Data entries
-------------------------

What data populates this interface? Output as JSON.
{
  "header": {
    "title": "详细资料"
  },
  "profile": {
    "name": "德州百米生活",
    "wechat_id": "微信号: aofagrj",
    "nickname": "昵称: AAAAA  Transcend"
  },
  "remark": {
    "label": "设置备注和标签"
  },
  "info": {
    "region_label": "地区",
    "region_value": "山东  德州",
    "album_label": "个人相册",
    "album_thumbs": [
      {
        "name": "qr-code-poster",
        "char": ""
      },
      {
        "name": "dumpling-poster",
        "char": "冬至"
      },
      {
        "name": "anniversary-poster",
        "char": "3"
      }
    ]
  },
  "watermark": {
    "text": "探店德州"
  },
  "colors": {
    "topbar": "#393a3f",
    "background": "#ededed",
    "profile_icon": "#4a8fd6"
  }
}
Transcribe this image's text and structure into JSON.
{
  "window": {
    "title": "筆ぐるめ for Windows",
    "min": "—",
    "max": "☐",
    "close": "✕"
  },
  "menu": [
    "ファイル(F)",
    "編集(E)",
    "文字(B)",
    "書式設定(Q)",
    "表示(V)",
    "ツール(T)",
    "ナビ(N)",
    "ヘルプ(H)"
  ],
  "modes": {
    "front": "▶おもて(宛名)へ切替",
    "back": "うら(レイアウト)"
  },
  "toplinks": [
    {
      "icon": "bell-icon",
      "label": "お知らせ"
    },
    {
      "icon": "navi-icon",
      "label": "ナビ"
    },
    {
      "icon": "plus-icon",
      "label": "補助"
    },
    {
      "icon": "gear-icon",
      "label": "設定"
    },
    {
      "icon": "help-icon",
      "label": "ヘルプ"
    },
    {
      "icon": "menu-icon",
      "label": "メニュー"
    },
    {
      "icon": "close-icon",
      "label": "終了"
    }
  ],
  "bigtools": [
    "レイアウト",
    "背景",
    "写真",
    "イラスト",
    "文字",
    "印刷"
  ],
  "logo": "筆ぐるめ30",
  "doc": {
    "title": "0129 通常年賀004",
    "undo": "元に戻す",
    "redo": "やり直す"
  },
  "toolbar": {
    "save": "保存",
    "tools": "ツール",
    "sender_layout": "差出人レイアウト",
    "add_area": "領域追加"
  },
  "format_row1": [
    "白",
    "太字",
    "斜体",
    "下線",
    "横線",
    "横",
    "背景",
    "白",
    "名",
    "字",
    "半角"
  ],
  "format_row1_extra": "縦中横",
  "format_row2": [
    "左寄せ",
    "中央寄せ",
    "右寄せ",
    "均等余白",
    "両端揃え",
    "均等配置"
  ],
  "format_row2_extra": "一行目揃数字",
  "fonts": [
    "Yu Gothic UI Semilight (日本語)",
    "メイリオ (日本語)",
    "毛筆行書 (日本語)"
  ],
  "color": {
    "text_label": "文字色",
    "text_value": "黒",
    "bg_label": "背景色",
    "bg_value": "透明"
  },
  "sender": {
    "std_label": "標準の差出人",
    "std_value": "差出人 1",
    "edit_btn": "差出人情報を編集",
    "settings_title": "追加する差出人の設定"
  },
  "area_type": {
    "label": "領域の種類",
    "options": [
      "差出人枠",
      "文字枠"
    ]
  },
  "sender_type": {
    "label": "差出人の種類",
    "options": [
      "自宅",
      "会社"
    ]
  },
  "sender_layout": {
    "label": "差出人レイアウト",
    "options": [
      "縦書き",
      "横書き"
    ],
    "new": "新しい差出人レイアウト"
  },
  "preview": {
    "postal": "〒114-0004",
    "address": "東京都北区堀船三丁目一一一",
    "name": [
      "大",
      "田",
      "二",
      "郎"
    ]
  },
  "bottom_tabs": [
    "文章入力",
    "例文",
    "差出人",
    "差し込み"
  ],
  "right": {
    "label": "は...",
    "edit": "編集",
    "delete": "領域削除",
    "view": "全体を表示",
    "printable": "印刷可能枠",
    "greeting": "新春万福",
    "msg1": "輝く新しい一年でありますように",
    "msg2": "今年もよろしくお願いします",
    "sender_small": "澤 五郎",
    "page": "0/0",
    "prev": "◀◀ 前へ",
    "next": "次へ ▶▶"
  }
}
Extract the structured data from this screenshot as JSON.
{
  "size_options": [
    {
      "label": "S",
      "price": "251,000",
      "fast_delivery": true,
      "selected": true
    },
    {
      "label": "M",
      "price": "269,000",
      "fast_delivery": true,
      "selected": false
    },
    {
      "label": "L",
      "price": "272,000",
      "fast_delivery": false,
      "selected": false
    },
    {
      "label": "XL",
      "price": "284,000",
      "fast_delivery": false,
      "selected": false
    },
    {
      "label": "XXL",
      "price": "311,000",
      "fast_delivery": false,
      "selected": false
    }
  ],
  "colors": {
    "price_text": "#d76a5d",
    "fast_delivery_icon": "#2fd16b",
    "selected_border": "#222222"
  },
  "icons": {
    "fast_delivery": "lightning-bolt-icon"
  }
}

-------------------------

__Brief__
Return each entry from the material above exactly as it appears.

__Task output__
What data populates this interface? Output as JSON.
{
  "header": {
    "title": "详细资料"
  },
  "profile": {
    "name": "德州百米生活",
    "wechat_id": "微信号: aofagrj",
    "nickname": "昵称: AAAAA  Transcend"
  },
  "remark": {
    "label": "设置备注和标签"
  },
  "info": {
    "region_label": "地区",
    "region_value": "山东  德州",
    "album_label": "个人相册",
    "album_thumbs": [
      {
        "name": "qr-code-poster",
        "char": ""
      },
      {
        "name": "dumpling-poster",
        "char": "冬至"
      },
      {
        "name": "anniversary-poster",
        "char": "3"
      }
    ]
  },
  "watermark": {
    "text": "探店德州"
  },
  "colors": {
    "topbar": "#393a3f",
    "background": "#ededed",
    "profile_icon": "#4a8fd6"
  }
}
Transcribe this image's text and structure into JSON.
{
  "window": {
    "title": "筆ぐるめ for Windows",
    "min": "—",
    "max": "☐",
    "close": "✕"
  },
  "menu": [
    "ファイル(F)",
    "編集(E)",
    "文字(B)",
    "書式設定(Q)",
    "表示(V)",
    "ツール(T)",
    "ナビ(N)",
    "ヘルプ(H)"
  ],
  "modes": {
    "front": "▶おもて(宛名)へ切替",
    "back": "うら(レイアウト)"
  },
  "toplinks": [
    {
      "icon": "bell-icon",
      "label": "お知らせ"
    },
    {
      "icon": "navi-icon",
      "label": "ナビ"
    },
    {
      "icon": "plus-icon",
      "label": "補助"
    },
    {
      "icon": "gear-icon",
      "label": "設定"
    },
    {
      "icon": "help-icon",
      "label": "ヘルプ"
    },
    {
      "icon": "menu-icon",
      "label": "メニュー"
    },
    {
      "icon": "close-icon",
      "label": "終了"
    }
  ],
  "bigtools": [
    "レイアウト",
    "背景",
    "写真",
    "イラスト",
    "文字",
    "印刷"
  ],
  "logo": "筆ぐるめ30",
  "doc": {
    "title": "0129 通常年賀004",
    "undo": "元に戻す",
    "redo": "やり直す"
  },
  "toolbar": {
    "save": "保存",
    "tools": "ツール",
    "sender_layout": "差出人レイアウト",
    "add_area": "領域追加"
  },
  "format_row1": [
    "白",
    "太字",
    "斜体",
    "下線",
    "横線",
    "横",
    "背景",
    "白",
    "名",
    "字",
    "半角"
  ],
  "format_row1_extra": "縦中横",
  "format_row2": [
    "左寄せ",
    "中央寄せ",
    "右寄せ",
    "均等余白",
    "両端揃え",
    "均等配置"
  ],
  "format_row2_extra": "一行目揃数字",
  "fonts": [
    "Yu Gothic UI Semilight (日本語)",
    "メイリオ (日本語)",
    "毛筆行書 (日本語)"
  ],
  "color": {
    "text_label": "文字色",
    "text_value": "黒",
    "bg_label": "背景色",
    "bg_value": "透明"
  },
  "sender": {
    "std_label": "標準の差出人",
    "std_value": "差出人 1",
    "edit_btn": "差出人情報を編集",
    "settings_title": "追加する差出人の設定"
  },
  "area_type": {
    "label": "領域の種類",
    "options": [
      "差出人枠",
      "文字枠"
    ]
  },
  "sender_type": {
    "label": "差出人の種類",
    "options": [
      "自宅",
      "会社"
    ]
  },
  "sender_layout": {
    "label": "差出人レイアウト",
    "options": [
      "縦書き",
      "横書き"
    ],
    "new": "新しい差出人レイアウト"
  },
  "preview": {
    "postal": "〒114-0004",
    "address": "東京都北区堀船三丁目一一一",
    "name": [
      "大",
      "田",
      "二",
      "郎"
    ]
  },
  "bottom_tabs": [
    "文章入力",
    "例文",
    "差出人",
    "差し込み"
  ],
  "right": {
    "label": "は...",
    "edit": "編集",
    "delete": "領域削除",
    "view": "全体を表示",
    "printable": "印刷可能枠",
    "greeting": "新春万福",
    "msg1": "輝く新しい一年でありますように",
    "msg2": "今年もよろしくお願いします",
    "sender_small": "澤 五郎",
    "page": "0/0",
    "prev": "◀◀ 前へ",
    "next": "次へ ▶▶"
  }
}
Extract the structured data from this screenshot as JSON.
{
  "size_options": [
    {
      "label": "S",
      "price": "251,000",
      "fast_delivery": true,
      "selected": true
    },
    {
      "label": "M",
      "price": "269,000",
      "fast_delivery": true,
      "selected": false
    },
    {
      "label": "L",
      "price": "272,000",
      "fast_delivery": false,
      "selected": false
    },
    {
      "label": "XL",
      "price": "284,000",
      "fast_delivery": false,
      "selected": false
    },
    {
      "label": "XXL",
      "price": "311,000",
      "fast_delivery": false,
      "selected": false
    }
  ],
  "colors": {
    "price_text": "#d76a5d",
    "fast_delivery_icon": "#2fd16b",
    "selected_border": "#222222"
  },
  "icons": {
    "fast_delivery": "lightning-bolt-icon"
  }
}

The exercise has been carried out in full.